§ **Stated problem**
Print the full listing exactly.

§ **Given data**
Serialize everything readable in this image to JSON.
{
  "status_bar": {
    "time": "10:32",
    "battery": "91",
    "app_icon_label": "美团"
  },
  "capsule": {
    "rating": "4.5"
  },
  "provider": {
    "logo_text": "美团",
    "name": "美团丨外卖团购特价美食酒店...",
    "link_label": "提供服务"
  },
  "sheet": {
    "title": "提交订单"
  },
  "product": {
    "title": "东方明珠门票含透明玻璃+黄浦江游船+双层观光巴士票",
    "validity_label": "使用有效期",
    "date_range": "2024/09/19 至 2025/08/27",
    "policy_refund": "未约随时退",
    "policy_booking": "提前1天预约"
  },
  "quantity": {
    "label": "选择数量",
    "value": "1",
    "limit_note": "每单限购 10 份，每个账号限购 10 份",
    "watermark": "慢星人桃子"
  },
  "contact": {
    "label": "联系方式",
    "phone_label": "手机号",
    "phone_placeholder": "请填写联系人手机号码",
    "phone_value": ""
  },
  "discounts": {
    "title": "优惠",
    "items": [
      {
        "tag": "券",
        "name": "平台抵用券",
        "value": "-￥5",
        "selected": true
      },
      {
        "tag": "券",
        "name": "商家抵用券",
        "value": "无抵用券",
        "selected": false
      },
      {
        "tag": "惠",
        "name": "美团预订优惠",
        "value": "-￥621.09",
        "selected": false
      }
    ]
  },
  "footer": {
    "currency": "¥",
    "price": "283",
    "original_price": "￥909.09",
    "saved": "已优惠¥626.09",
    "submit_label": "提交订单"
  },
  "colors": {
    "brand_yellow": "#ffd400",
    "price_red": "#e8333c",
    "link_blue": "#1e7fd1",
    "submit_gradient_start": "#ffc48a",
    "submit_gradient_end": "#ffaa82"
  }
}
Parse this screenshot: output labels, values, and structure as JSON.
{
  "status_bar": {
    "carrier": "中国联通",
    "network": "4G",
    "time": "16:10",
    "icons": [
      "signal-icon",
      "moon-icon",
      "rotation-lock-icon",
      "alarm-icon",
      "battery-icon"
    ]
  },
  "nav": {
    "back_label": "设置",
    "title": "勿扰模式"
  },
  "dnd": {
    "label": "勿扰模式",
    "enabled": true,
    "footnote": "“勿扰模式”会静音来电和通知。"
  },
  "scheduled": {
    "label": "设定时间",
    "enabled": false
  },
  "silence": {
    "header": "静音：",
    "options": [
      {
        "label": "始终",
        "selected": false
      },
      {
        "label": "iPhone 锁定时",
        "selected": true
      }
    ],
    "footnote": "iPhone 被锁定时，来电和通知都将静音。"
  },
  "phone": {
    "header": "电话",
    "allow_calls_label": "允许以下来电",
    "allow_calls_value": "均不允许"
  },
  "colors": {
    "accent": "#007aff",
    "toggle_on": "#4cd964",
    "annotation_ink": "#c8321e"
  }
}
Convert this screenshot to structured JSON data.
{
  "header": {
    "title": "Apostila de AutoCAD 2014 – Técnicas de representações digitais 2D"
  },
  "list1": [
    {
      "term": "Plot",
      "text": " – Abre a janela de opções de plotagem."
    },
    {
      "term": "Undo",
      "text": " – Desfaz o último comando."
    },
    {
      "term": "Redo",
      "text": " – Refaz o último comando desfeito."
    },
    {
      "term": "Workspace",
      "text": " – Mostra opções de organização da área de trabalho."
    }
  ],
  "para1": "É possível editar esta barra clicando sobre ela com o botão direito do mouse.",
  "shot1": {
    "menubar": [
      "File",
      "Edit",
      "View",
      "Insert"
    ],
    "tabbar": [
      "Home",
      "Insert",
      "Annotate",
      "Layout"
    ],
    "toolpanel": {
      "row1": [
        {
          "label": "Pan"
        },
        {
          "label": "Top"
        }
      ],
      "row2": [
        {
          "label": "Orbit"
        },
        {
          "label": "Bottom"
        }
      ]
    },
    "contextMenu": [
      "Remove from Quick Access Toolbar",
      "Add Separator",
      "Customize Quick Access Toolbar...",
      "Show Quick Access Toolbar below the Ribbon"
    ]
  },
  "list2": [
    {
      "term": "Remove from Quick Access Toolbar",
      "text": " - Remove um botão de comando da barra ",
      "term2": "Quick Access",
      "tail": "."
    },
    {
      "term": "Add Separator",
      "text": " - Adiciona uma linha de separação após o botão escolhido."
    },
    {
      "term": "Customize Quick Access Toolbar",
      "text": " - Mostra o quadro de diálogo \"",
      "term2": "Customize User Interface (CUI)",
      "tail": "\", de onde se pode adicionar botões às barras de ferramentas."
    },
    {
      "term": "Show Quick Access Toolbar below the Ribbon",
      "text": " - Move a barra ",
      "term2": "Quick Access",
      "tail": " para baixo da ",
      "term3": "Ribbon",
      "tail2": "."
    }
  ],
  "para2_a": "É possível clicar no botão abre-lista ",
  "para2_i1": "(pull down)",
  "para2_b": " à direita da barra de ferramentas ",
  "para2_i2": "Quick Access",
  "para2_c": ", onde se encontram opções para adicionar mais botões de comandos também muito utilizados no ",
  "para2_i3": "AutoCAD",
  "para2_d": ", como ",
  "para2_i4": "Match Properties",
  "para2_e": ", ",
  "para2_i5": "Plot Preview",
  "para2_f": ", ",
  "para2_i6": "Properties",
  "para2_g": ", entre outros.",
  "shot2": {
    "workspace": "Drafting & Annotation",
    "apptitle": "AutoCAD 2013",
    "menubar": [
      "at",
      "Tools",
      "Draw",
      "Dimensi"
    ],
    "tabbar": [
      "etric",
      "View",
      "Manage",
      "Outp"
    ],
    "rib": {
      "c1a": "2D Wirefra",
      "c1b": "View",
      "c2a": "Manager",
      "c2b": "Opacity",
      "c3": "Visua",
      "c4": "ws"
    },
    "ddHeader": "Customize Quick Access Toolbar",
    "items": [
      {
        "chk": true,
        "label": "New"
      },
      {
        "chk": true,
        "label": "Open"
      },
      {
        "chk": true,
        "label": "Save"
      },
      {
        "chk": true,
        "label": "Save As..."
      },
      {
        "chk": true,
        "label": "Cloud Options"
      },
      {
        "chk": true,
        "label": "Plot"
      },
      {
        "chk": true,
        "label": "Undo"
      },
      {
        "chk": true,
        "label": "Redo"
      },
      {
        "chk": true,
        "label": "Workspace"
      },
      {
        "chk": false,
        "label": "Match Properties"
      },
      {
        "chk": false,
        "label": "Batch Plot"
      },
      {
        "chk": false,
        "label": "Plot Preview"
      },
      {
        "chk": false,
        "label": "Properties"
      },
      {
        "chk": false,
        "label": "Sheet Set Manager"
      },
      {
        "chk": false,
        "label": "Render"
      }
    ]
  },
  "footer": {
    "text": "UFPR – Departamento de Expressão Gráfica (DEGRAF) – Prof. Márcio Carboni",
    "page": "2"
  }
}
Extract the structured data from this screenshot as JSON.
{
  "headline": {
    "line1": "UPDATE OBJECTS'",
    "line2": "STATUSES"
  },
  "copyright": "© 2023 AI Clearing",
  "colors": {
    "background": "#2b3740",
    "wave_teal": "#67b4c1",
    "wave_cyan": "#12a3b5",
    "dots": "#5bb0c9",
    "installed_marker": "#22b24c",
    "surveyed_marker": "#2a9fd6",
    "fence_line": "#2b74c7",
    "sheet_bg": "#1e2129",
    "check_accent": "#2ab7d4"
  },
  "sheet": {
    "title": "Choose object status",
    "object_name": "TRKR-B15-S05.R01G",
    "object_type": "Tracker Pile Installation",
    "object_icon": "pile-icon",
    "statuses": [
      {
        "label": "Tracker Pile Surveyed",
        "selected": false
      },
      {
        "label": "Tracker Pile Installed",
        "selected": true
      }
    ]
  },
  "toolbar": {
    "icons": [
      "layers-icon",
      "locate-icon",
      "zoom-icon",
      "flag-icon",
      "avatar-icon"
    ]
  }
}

§ **Result**
Serialize everything readable in this image to JSON.
{
  "status_bar": {
    "time": "10:32",
    "battery": "91",
    "app_icon_label": "美团"
  },
  "capsule": {
    "rating": "4.5"
  },
  "provider": {
    "logo_text": "美团",
    "name": "美团丨外卖团购特价美食酒店...",
    "link_label": "提供服务"
  },
  "sheet": {
    "title": "提交订单"
  },
  "product": {
    "title": "东方明珠门票含透明玻璃+黄浦江游船+双层观光巴士票",
    "validity_label": "使用有效期",
    "date_range": "2024/09/19 至 2025/08/27",
    "policy_refund": "未约随时退",
    "policy_booking": "提前1天预约"
  },
  "quantity": {
    "label": "选择数量",
    "value": "1",
    "limit_note": "每单限购 10 份，每个账号限购 10 份",
    "watermark": "慢星人桃子"
  },
  "contact": {
    "label": "联系方式",
    "phone_label": "手机号",
    "phone_placeholder": "请填写联系人手机号码",
    "phone_value": ""
  },
  "discounts": {
    "title": "优惠",
    "items": [
      {
        "tag": "券",
        "name": "平台抵用券",
        "value": "-￥5",
        "selected": true
      },
      {
        "tag": "券",
        "name": "商家抵用券",
        "value": "无抵用券",
        "selected": false
      },
      {
        "tag": "惠",
        "name": "美团预订优惠",
        "value": "-￥621.09",
        "selected": false
      }
    ]
  },
  "footer": {
    "currency": "¥",
    "price": "283",
    "original_price": "￥909.09",
    "saved": "已优惠¥626.09",
    "submit_label": "提交订单"
  },
  "colors": {
    "brand_yellow": "#ffd400",
    "price_red": "#e8333c",
    "link_blue": "#1e7fd1",
    "submit_gradient_start": "#ffc48a",
    "submit_gradient_end": "#ffaa82"
  }
}
Parse this screenshot: output labels, values, and structure as JSON.
{
  "status_bar": {
    "carrier": "中国联通",
    "network": "4G",
    "time": "16:10",
    "icons": [
      "signal-icon",
      "moon-icon",
      "rotation-lock-icon",
      "alarm-icon",
      "battery-icon"
    ]
  },
  "nav": {
    "back_label": "设置",
    "title": "勿扰模式"
  },
  "dnd": {
    "label": "勿扰模式",
    "enabled": true,
    "footnote": "“勿扰模式”会静音来电和通知。"
  },
  "scheduled": {
    "label": "设定时间",
    "enabled": false
  },
  "silence": {
    "header": "静音：",
    "options": [
      {
        "label": "始终",
        "selected": false
      },
      {
        "label": "iPhone 锁定时",
        "selected": true
      }
    ],
    "footnote": "iPhone 被锁定时，来电和通知都将静音。"
  },
  "phone": {
    "header": "电话",
    "allow_calls_label": "允许以下来电",
    "allow_calls_value": "均不允许"
  },
  "colors": {
    "accent": "#007aff",
    "toggle_on": "#4cd964",
    "annotation_ink": "#c8321e"
  }
}
Convert this screenshot to structured JSON data.
{
  "header": {
    "title": "Apostila de AutoCAD 2014 – Técnicas de representações digitais 2D"
  },
  "list1": [
    {
      "term": "Plot",
      "text": " – Abre a janela de opções de plotagem."
    },
    {
      "term": "Undo",
      "text": " – Desfaz o último comando."
    },
    {
      "term": "Redo",
      "text": " – Refaz o último comando desfeito."
    },
    {
      "term": "Workspace",
      "text": " – Mostra opções de organização da área de trabalho."
    }
  ],
  "para1": "É possível editar esta barra clicando sobre ela com o botão direito do mouse.",
  "shot1": {
    "menubar": [
      "File",
      "Edit",
      "View",
      "Insert"
    ],
    "tabbar": [
      "Home",
      "Insert",
      "Annotate",
      "Layout"
    ],
    "toolpanel": {
      "row1": [
        {
          "label": "Pan"
        },
        {
          "label": "Top"
        }
      ],
      "row2": [
        {
          "label": "Orbit"
        },
        {
          "label": "Bottom"
        }
      ]
    },
    "contextMenu": [
      "Remove from Quick Access Toolbar",
      "Add Separator",
      "Customize Quick Access Toolbar...",
      "Show Quick Access Toolbar below the Ribbon"
    ]
  },
  "list2": [
    {
      "term": "Remove from Quick Access Toolbar",
      "text": " - Remove um botão de comando da barra ",
      "term2": "Quick Access",
      "tail": "."
    },
    {
      "term": "Add Separator",
      "text": " - Adiciona uma linha de separação após o botão escolhido."
    },
    {
      "term": "Customize Quick Access Toolbar",
      "text": " - Mostra o quadro de diálogo \"",
      "term2": "Customize User Interface (CUI)",
      "tail": "\", de onde se pode adicionar botões às barras de ferramentas."
    },
    {
      "term": "Show Quick Access Toolbar below the Ribbon",
      "text": " - Move a barra ",
      "term2": "Quick Access",
      "tail": " para baixo da ",
      "term3": "Ribbon",
      "tail2": "."
    }
  ],
  "para2_a": "É possível clicar no botão abre-lista ",
  "para2_i1": "(pull down)",
  "para2_b": " à direita da barra de ferramentas ",
  "para2_i2": "Quick Access",
  "para2_c": ", onde se encontram opções para adicionar mais botões de comandos também muito utilizados no ",
  "para2_i3": "AutoCAD",
  "para2_d": ", como ",
  "para2_i4": "Match Properties",
  "para2_e": ", ",
  "para2_i5": "Plot Preview",
  "para2_f": ", ",
  "para2_i6": "Properties",
  "para2_g": ", entre outros.",
  "shot2": {
    "workspace": "Drafting & Annotation",
    "apptitle": "AutoCAD 2013",
    "menubar": [
      "at",
      "Tools",
      "Draw",
      "Dimensi"
    ],
    "tabbar": [
      "etric",
      "View",
      "Manage",
      "Outp"
    ],
    "rib": {
      "c1a": "2D Wirefra",
      "c1b": "View",
      "c2a": "Manager",
      "c2b": "Opacity",
      "c3": "Visua",
      "c4": "ws"
    },
    "ddHeader": "Customize Quick Access Toolbar",
    "items": [
      {
        "chk": true,
        "label": "New"
      },
      {
        "chk": true,
        "label": "Open"
      },
      {
        "chk": true,
        "label": "Save"
      },
      {
        "chk": true,
        "label": "Save As..."
      },
      {
        "chk": true,
        "label": "Cloud Options"
      },
      {
        "chk": true,
        "label": "Plot"
      },
      {
        "chk": true,
        "label": "Undo"
      },
      {
        "chk": true,
        "label": "Redo"
      },
      {
        "chk": true,
        "label": "Workspace"
      },
      {
        "chk": false,
        "label": "Match Properties"
      },
      {
        "chk": false,
        "label": "Batch Plot"
      },
      {
        "chk": false,
        "label": "Plot Preview"
      },
      {
        "chk": false,
        "label": "Properties"
      },
      {
        "chk": false,
        "label": "Sheet Set Manager"
      },
      {
        "chk": false,
        "label": "Render"
      }
    ]
  },
  "footer": {
    "text": "UFPR – Departamento de Expressão Gráfica (DEGRAF) – Prof. Márcio Carboni",
    "page": "2"
  }
}
Extract the structured data from this screenshot as JSON.
{
  "headline": {
    "line1": "UPDATE OBJECTS'",
    "line2": "STATUSES"
  },
  "copyright": "© 2023 AI Clearing",
  "colors": {
    "background": "#2b3740",
    "wave_teal": "#67b4c1",
    "wave_cyan": "#12a3b5",
    "dots": "#5bb0c9",
    "installed_marker": "#22b24c",
    "surveyed_marker": "#2a9fd6",
    "fence_line": "#2b74c7",
    "sheet_bg": "#1e2129",
    "check_accent": "#2ab7d4"
  },
  "sheet": {
    "title": "Choose object status",
    "object_name": "TRKR-B15-S05.R01G",
    "object_type": "Tracker Pile Installation",
    "object_icon": "pile-icon",
    "statuses": [
      {
        "label": "Tracker Pile Surveyed",
        "selected": false
      },
      {
        "label": "Tracker Pile Installed",
        "selected": true
      }
    ]
  },
  "toolbar": {
    "icons": [
      "layers-icon",
      "locate-icon",
      "zoom-icon",
      "flag-icon",
      "avatar-icon"
    ]
  }
}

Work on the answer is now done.